-- start Data excerpts --

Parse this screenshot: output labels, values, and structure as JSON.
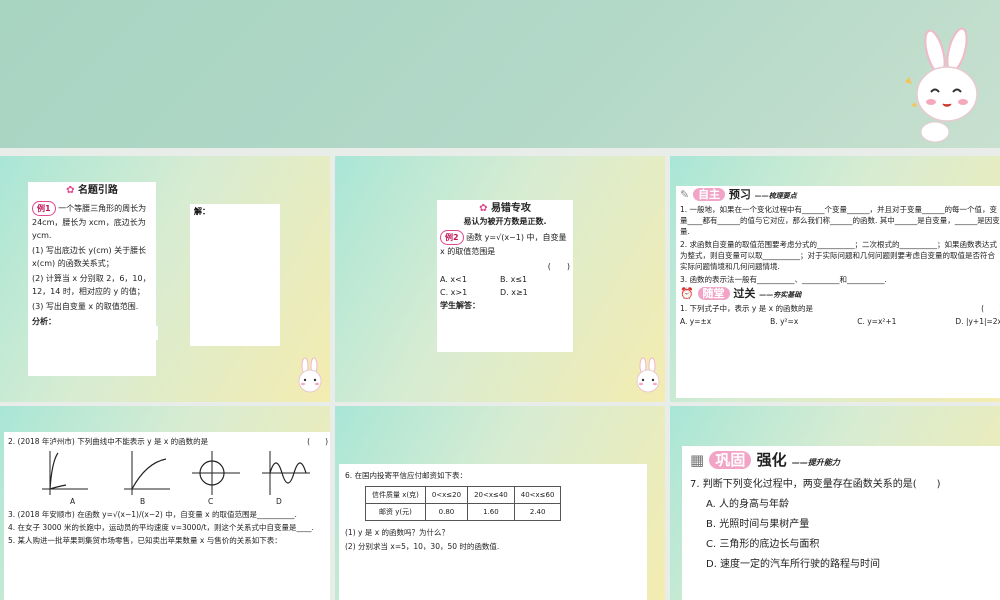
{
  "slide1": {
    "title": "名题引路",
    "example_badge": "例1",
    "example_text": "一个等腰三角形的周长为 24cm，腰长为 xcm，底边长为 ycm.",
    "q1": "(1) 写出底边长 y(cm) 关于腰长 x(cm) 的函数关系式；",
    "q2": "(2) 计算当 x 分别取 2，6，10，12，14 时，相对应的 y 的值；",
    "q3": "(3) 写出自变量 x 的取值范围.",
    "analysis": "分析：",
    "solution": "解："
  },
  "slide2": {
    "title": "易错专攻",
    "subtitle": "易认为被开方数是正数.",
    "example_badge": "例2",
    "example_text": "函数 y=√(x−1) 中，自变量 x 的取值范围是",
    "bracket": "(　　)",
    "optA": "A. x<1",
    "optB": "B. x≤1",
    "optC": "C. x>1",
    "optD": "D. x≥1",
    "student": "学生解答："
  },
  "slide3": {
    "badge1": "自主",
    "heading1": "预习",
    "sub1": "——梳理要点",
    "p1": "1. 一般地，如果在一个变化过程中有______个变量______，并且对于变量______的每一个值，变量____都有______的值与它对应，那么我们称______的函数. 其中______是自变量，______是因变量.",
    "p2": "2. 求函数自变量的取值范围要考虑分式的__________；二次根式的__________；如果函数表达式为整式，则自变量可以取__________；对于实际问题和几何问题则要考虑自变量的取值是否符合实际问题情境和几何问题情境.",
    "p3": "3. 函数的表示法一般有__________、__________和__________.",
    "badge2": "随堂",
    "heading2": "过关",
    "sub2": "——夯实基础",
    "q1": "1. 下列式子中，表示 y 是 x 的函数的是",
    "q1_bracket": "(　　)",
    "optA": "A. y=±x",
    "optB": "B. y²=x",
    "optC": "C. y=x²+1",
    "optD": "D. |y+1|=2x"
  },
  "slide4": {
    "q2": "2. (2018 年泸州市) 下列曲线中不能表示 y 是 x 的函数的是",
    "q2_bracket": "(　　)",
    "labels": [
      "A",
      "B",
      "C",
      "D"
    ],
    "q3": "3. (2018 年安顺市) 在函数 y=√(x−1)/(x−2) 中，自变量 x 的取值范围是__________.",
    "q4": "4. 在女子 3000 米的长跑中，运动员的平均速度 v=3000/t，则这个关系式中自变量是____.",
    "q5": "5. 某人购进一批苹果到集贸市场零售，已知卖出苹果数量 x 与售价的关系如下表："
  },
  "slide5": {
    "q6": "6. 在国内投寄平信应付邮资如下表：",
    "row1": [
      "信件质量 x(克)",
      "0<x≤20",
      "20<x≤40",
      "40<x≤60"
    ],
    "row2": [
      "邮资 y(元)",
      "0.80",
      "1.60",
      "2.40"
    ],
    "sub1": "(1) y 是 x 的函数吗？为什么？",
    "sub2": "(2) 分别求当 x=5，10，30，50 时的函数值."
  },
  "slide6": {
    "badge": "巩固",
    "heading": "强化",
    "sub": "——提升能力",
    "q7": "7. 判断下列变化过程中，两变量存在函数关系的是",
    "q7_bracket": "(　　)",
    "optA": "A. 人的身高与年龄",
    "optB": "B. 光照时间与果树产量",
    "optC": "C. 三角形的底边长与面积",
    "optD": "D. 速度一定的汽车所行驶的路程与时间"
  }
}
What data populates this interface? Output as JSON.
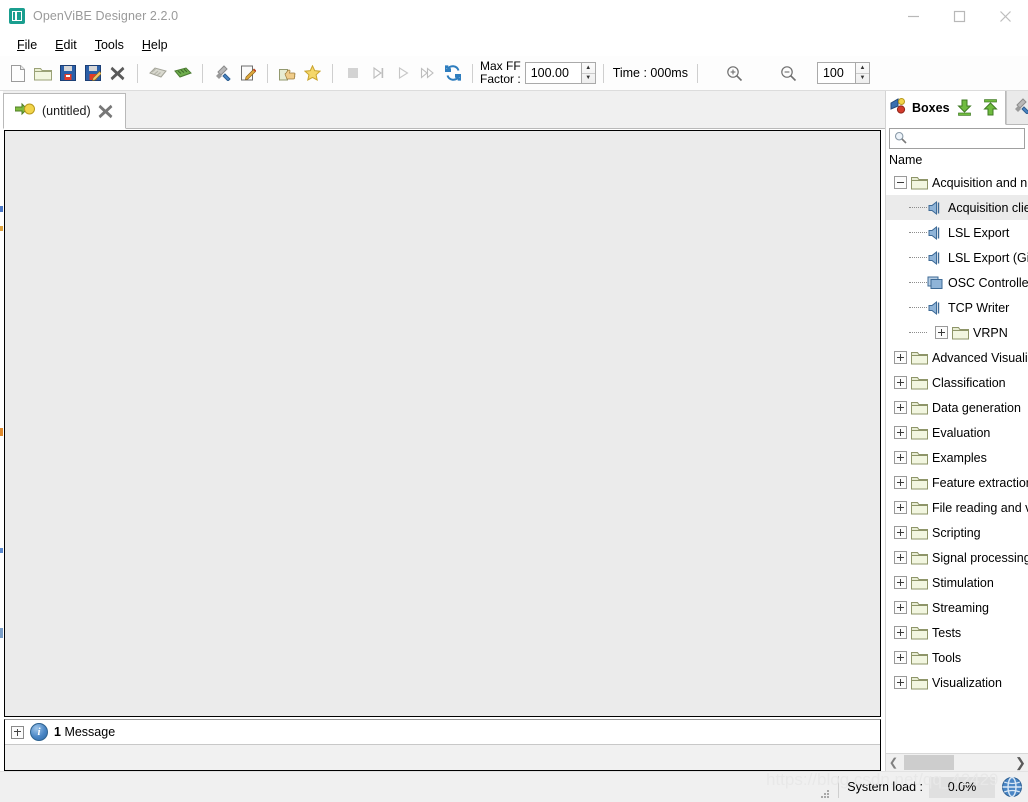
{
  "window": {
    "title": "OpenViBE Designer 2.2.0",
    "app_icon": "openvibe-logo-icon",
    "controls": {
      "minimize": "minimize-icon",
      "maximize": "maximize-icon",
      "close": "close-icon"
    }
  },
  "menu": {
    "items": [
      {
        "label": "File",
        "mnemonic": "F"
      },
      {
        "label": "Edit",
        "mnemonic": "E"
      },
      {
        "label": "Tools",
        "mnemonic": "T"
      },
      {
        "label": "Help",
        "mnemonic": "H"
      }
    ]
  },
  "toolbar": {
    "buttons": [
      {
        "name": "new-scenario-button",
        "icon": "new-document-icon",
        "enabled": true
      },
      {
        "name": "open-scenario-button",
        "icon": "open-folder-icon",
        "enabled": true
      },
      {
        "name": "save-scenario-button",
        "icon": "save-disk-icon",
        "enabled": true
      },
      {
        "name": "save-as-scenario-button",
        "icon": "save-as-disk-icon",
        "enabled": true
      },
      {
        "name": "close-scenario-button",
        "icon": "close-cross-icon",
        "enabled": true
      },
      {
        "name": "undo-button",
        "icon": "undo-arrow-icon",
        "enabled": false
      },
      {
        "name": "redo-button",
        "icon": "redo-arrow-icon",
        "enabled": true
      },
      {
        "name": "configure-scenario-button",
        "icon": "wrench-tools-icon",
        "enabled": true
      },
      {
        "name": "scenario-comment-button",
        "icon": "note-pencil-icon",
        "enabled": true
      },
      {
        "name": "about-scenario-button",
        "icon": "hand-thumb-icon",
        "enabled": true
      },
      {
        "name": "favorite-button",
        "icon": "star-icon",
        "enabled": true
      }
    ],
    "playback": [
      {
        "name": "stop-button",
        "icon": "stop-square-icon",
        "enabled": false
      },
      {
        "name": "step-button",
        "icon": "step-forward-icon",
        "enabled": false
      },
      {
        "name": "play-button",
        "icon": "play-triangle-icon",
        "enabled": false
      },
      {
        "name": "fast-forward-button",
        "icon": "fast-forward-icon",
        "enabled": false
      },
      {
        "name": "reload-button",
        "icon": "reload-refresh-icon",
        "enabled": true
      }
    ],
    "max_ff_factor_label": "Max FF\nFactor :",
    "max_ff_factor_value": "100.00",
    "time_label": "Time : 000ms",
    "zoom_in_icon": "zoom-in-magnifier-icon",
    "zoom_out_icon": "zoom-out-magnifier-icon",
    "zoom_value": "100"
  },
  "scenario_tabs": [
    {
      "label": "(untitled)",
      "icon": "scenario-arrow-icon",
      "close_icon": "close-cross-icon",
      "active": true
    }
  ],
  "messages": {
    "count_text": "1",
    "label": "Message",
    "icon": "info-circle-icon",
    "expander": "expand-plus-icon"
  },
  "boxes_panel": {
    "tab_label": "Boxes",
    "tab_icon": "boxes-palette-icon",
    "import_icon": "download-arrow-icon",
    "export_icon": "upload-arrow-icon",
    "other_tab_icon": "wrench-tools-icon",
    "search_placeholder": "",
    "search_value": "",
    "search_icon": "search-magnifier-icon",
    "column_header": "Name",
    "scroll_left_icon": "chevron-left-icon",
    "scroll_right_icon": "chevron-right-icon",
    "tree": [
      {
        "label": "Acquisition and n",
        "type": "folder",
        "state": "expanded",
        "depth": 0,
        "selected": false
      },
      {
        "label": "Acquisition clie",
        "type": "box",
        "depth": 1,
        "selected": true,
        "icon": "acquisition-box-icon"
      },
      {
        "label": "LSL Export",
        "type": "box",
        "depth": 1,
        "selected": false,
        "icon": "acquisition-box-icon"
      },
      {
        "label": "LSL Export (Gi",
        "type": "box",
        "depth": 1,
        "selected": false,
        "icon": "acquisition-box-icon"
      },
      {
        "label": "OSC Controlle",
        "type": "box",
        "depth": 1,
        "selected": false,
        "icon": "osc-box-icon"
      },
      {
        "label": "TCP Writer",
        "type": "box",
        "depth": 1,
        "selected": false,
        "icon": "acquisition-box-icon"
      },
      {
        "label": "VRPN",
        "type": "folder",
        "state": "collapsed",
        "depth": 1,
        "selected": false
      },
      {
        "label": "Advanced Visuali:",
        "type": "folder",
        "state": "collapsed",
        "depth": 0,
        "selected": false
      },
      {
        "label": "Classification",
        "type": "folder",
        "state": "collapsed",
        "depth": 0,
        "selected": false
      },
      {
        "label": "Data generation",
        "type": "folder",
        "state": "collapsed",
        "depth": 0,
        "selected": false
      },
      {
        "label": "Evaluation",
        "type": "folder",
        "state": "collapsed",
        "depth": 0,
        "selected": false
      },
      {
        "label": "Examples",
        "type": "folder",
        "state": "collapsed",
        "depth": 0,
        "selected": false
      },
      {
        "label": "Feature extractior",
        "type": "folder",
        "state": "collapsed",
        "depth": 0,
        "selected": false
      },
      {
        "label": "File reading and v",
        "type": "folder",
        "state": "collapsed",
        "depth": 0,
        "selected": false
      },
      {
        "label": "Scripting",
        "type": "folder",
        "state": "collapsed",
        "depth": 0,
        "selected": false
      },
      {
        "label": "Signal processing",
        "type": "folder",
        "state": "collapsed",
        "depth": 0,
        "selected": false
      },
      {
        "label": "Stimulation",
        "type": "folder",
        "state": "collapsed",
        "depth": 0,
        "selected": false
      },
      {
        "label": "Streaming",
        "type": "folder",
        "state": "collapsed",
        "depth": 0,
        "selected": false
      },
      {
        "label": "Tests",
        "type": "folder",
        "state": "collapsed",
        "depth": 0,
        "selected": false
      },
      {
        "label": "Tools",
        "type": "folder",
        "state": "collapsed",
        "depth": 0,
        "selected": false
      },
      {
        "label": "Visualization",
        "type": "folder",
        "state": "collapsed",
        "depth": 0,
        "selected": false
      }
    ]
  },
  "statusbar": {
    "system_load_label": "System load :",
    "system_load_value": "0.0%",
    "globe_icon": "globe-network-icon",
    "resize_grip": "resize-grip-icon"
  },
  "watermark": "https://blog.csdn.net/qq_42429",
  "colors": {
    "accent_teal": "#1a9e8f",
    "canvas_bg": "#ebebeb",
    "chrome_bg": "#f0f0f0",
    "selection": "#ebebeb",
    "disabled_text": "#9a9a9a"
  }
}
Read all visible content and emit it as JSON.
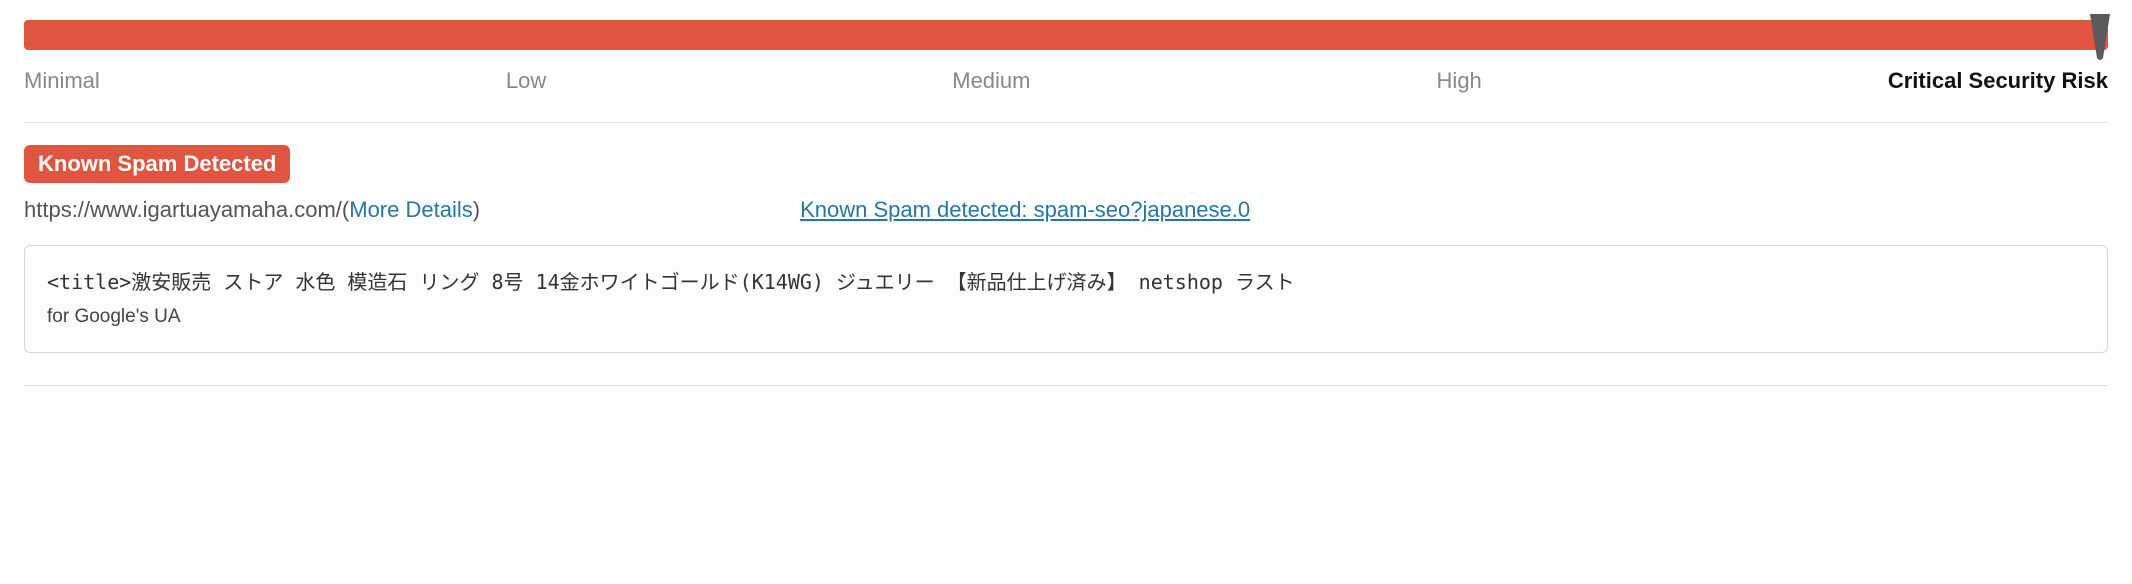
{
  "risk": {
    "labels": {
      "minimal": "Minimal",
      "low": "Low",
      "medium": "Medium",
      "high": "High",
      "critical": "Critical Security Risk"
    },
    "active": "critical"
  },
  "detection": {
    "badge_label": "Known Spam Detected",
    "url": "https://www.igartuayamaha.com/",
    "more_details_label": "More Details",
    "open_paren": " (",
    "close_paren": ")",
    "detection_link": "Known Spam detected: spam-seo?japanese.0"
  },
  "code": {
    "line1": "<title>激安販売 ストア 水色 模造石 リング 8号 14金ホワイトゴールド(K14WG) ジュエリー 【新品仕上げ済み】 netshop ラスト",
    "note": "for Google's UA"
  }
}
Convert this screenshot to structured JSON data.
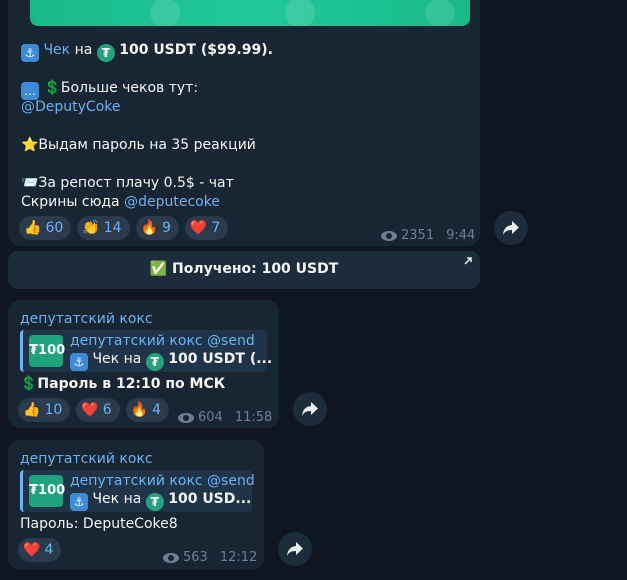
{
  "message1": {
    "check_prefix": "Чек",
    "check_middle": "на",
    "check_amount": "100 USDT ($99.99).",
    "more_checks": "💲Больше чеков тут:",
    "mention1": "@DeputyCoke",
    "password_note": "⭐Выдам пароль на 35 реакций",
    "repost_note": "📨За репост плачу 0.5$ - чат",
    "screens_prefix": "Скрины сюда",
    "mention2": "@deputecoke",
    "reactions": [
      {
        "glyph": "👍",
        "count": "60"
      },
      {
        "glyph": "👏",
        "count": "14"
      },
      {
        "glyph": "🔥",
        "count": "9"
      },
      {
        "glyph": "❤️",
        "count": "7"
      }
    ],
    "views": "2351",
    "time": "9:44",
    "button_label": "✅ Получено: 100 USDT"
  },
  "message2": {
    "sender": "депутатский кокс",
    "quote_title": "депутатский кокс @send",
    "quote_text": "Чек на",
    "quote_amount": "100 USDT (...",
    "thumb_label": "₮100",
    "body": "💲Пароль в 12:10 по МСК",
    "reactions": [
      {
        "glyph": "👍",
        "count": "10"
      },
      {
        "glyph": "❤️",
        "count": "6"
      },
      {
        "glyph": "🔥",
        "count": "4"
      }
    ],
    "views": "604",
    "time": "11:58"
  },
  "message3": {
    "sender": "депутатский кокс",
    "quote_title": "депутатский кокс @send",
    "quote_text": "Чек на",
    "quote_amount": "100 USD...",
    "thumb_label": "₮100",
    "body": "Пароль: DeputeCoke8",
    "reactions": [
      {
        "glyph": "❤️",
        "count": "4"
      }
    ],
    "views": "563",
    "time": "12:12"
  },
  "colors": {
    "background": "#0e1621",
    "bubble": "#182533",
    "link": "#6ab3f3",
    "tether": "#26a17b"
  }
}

-- end Data excerpts --

Exercise brief:
Determine how many lines in the records contain "step", and reply with the number only.

Solution to this exercise:
2